▶
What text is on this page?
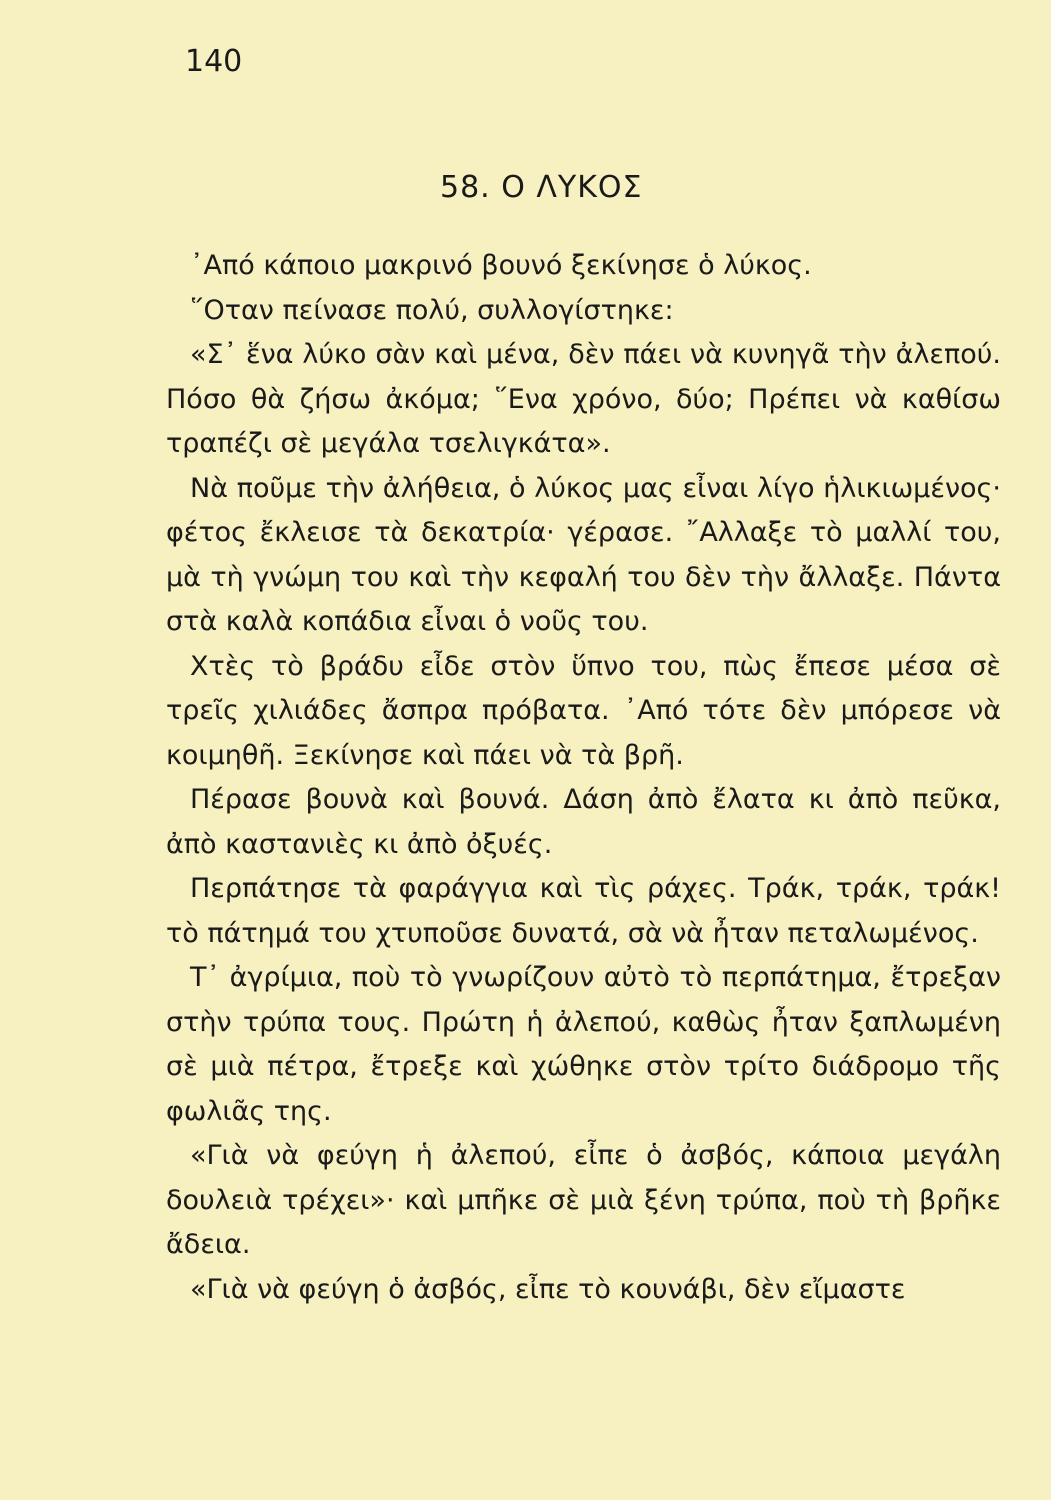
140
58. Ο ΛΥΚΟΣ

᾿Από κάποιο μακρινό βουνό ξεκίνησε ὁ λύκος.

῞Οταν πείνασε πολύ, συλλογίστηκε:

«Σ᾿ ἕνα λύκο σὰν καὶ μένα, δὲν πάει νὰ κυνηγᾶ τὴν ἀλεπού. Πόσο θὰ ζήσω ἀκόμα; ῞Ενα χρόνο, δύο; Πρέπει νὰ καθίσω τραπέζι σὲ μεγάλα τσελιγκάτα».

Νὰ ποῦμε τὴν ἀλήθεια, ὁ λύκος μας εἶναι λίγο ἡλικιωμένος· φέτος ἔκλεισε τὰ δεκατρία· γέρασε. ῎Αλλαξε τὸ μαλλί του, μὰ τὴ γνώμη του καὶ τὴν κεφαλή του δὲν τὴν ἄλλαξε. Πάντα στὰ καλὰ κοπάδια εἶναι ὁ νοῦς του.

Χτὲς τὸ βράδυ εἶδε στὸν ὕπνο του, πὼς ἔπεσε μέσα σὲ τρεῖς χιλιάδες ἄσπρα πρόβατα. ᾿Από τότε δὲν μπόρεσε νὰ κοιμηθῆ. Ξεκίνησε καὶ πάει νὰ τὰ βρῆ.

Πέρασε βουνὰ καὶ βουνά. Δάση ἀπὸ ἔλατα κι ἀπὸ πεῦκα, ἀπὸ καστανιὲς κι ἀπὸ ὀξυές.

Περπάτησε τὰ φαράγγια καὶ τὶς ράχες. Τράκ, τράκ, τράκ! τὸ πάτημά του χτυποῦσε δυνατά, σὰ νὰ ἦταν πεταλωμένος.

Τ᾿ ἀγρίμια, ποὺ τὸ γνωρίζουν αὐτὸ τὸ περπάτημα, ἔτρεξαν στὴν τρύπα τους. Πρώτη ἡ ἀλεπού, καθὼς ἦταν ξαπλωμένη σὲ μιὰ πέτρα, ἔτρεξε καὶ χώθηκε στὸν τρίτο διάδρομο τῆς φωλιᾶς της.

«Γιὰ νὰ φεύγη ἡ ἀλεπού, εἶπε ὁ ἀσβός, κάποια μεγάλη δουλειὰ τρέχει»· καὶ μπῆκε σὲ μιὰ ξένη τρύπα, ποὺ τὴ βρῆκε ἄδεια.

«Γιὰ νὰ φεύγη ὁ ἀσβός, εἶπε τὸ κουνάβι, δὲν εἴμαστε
◀
▶
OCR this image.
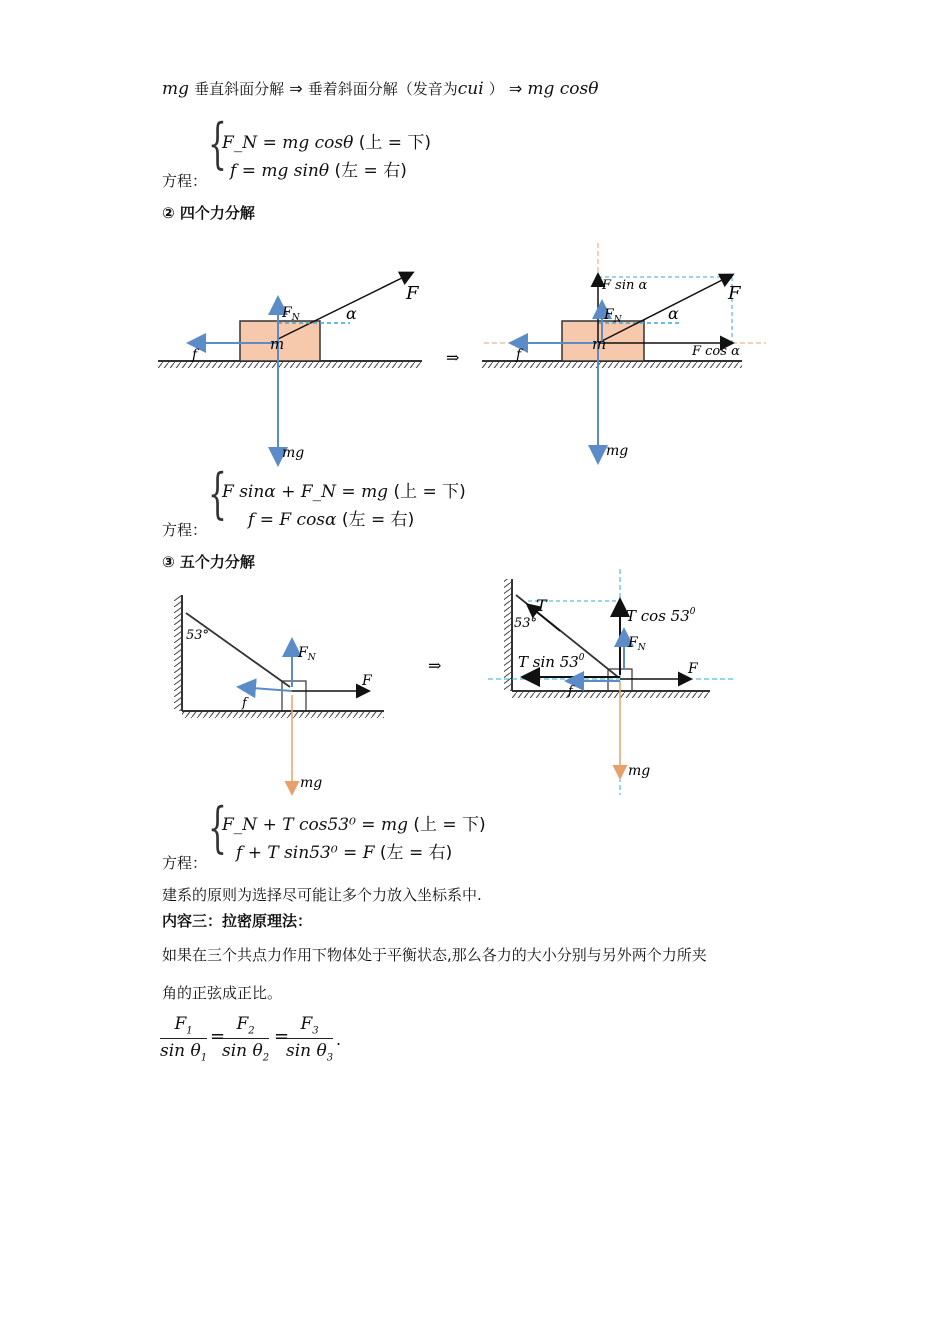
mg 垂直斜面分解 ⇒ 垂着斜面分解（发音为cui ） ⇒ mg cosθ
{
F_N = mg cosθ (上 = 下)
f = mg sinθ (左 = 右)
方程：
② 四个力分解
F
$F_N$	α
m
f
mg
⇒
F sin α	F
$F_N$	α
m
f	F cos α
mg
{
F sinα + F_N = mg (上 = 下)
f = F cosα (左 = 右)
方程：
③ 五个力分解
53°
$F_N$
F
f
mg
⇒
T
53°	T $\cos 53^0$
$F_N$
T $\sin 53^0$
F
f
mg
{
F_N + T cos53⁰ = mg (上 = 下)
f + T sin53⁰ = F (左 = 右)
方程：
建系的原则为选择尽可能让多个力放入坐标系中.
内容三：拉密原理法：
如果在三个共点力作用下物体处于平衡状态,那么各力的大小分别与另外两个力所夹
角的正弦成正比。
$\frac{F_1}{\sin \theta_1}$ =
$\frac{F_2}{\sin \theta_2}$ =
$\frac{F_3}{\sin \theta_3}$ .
◀
▶
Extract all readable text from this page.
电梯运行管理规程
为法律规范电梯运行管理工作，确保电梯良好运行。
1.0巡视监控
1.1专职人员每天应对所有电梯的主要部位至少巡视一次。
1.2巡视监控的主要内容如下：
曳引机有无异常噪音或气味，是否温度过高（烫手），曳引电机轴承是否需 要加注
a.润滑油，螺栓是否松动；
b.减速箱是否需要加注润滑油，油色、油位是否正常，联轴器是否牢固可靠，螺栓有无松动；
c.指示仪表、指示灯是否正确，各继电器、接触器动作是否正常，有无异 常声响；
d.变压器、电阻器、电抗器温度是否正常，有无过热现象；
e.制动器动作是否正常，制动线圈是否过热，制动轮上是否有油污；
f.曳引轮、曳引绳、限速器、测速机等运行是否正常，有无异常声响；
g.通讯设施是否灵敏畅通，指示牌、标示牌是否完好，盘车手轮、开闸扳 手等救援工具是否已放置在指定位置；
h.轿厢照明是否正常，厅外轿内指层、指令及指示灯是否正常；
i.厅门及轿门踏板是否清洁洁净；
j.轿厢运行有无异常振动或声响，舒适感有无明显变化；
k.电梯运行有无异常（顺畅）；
◀
**INSTRUCTIONS TO FOLLOW**
Within the data above, count the lines that contain the string "εἶπε"; the reply is the number alone.

**EXERCISE SOLUTION**
2